Extracted records
···

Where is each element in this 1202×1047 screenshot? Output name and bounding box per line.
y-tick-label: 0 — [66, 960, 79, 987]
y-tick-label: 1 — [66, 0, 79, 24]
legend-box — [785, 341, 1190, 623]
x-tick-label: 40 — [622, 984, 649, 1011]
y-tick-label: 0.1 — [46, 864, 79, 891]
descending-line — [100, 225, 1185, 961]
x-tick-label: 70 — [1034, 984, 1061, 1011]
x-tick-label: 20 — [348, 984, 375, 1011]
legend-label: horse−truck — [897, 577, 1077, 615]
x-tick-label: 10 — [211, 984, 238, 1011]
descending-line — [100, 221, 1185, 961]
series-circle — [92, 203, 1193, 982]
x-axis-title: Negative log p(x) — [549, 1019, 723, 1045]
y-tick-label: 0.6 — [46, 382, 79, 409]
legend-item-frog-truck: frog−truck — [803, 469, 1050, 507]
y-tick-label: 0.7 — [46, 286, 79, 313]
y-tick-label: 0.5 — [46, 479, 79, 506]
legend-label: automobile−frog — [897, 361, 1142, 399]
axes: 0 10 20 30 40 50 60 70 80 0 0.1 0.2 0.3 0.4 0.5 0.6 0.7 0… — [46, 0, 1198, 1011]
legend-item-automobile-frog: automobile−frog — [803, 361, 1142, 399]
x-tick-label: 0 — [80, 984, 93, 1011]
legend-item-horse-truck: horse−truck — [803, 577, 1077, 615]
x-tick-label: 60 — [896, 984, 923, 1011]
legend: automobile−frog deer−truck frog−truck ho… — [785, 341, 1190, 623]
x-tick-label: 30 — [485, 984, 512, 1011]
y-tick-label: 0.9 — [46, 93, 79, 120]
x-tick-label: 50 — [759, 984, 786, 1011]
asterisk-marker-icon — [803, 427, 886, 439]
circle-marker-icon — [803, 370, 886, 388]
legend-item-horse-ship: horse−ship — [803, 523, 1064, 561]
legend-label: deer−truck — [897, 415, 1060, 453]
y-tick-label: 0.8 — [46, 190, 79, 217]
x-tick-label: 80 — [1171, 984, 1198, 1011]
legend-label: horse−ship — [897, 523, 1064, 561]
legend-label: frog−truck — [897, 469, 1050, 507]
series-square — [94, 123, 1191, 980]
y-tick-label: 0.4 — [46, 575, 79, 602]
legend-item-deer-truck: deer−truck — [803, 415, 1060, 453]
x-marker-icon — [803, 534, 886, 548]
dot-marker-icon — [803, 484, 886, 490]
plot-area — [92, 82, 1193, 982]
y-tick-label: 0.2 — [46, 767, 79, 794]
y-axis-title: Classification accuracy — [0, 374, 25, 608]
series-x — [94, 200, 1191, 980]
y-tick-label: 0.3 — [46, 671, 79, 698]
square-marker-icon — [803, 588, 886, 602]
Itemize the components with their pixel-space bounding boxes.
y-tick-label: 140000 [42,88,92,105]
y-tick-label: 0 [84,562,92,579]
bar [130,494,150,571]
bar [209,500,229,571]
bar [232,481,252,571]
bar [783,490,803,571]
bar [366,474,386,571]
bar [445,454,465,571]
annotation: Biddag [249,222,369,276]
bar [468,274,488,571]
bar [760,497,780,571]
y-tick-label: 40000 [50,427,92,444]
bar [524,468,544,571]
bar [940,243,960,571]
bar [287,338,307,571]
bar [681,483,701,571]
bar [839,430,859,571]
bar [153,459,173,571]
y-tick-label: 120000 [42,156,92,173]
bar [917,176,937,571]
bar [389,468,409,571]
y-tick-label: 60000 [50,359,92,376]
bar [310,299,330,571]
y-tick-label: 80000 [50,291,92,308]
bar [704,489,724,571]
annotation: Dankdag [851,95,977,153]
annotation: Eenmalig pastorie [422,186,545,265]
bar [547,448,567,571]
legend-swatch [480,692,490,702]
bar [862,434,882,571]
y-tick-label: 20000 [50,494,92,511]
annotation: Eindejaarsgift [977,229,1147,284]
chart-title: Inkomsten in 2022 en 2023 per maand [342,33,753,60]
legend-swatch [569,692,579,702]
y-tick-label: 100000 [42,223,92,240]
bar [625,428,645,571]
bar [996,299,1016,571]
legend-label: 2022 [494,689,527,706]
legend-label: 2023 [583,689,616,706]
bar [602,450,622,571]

···

_What is being asked_. Duplicate every line of this material without changing anything.

_Result of this task_.
Where is each element in this 1202×1047 screenshot? Output name and bounding box per line.
y-tick-label: 0 — [66, 960, 79, 987]
y-tick-label: 1 — [66, 0, 79, 24]
legend-box — [785, 341, 1190, 623]
x-tick-label: 40 — [622, 984, 649, 1011]
y-tick-label: 0.1 — [46, 864, 79, 891]
descending-line — [100, 225, 1185, 961]
x-tick-label: 70 — [1034, 984, 1061, 1011]
x-tick-label: 20 — [348, 984, 375, 1011]
legend-label: horse−truck — [897, 577, 1077, 615]
x-tick-label: 10 — [211, 984, 238, 1011]
descending-line — [100, 221, 1185, 961]
series-circle — [92, 203, 1193, 982]
x-axis-title: Negative log p(x) — [549, 1019, 723, 1045]
y-tick-label: 0.6 — [46, 382, 79, 409]
legend-item-frog-truck: frog−truck — [803, 469, 1050, 507]
y-tick-label: 0.7 — [46, 286, 79, 313]
y-tick-label: 0.5 — [46, 479, 79, 506]
legend-label: automobile−frog — [897, 361, 1142, 399]
axes: 0 10 20 30 40 50 60 70 80 0 0.1 0.2 0.3 0.4 0.5 0.6 0.7 0… — [46, 0, 1198, 1011]
legend-item-automobile-frog: automobile−frog — [803, 361, 1142, 399]
x-tick-label: 0 — [80, 984, 93, 1011]
legend-item-horse-truck: horse−truck — [803, 577, 1077, 615]
x-tick-label: 60 — [896, 984, 923, 1011]
legend: automobile−frog deer−truck frog−truck ho… — [785, 341, 1190, 623]
x-tick-label: 30 — [485, 984, 512, 1011]
y-tick-label: 0.9 — [46, 93, 79, 120]
x-tick-label: 50 — [759, 984, 786, 1011]
asterisk-marker-icon — [803, 427, 886, 439]
circle-marker-icon — [803, 370, 886, 388]
legend-item-horse-ship: horse−ship — [803, 523, 1064, 561]
legend-label: deer−truck — [897, 415, 1060, 453]
y-tick-label: 0.8 — [46, 190, 79, 217]
x-tick-label: 80 — [1171, 984, 1198, 1011]
legend-label: horse−ship — [897, 523, 1064, 561]
legend-label: frog−truck — [897, 469, 1050, 507]
series-square — [94, 123, 1191, 980]
y-tick-label: 0.4 — [46, 575, 79, 602]
legend-item-deer-truck: deer−truck — [803, 415, 1060, 453]
x-marker-icon — [803, 534, 886, 548]
dot-marker-icon — [803, 484, 886, 490]
plot-area — [92, 82, 1193, 982]
y-tick-label: 0.2 — [46, 767, 79, 794]
y-axis-title: Classification accuracy — [0, 374, 25, 608]
series-x — [94, 200, 1191, 980]
y-tick-label: 0.3 — [46, 671, 79, 698]
square-marker-icon — [803, 588, 886, 602]
Itemize the components with their pixel-space bounding boxes.
y-tick-label: 140000 [42,88,92,105]
y-tick-label: 0 [84,562,92,579]
bar [130,494,150,571]
bar [209,500,229,571]
bar [232,481,252,571]
bar [783,490,803,571]
bar [366,474,386,571]
bar [445,454,465,571]
annotation: Biddag [249,222,369,276]
bar [468,274,488,571]
bar [760,497,780,571]
y-tick-label: 40000 [50,427,92,444]
bar [524,468,544,571]
bar [940,243,960,571]
bar [287,338,307,571]
bar [681,483,701,571]
bar [839,430,859,571]
bar [153,459,173,571]
y-tick-label: 120000 [42,156,92,173]
bar [917,176,937,571]
bar [389,468,409,571]
y-tick-label: 60000 [50,359,92,376]
bar [310,299,330,571]
y-tick-label: 80000 [50,291,92,308]
bar [704,489,724,571]
annotation: Dankdag [851,95,977,153]
annotation: Eenmalig pastorie [422,186,545,265]
bar [547,448,567,571]
legend-swatch [480,692,490,702]
bar [862,434,882,571]
y-tick-label: 20000 [50,494,92,511]
annotation: Eindejaarsgift [977,229,1147,284]
chart-title: Inkomsten in 2022 en 2023 per maand [342,33,753,60]
legend-swatch [569,692,579,702]
y-tick-label: 100000 [42,223,92,240]
bar [625,428,645,571]
bar [996,299,1016,571]
legend-label: 2022 [494,689,527,706]
legend-label: 2023 [583,689,616,706]
bar [602,450,622,571]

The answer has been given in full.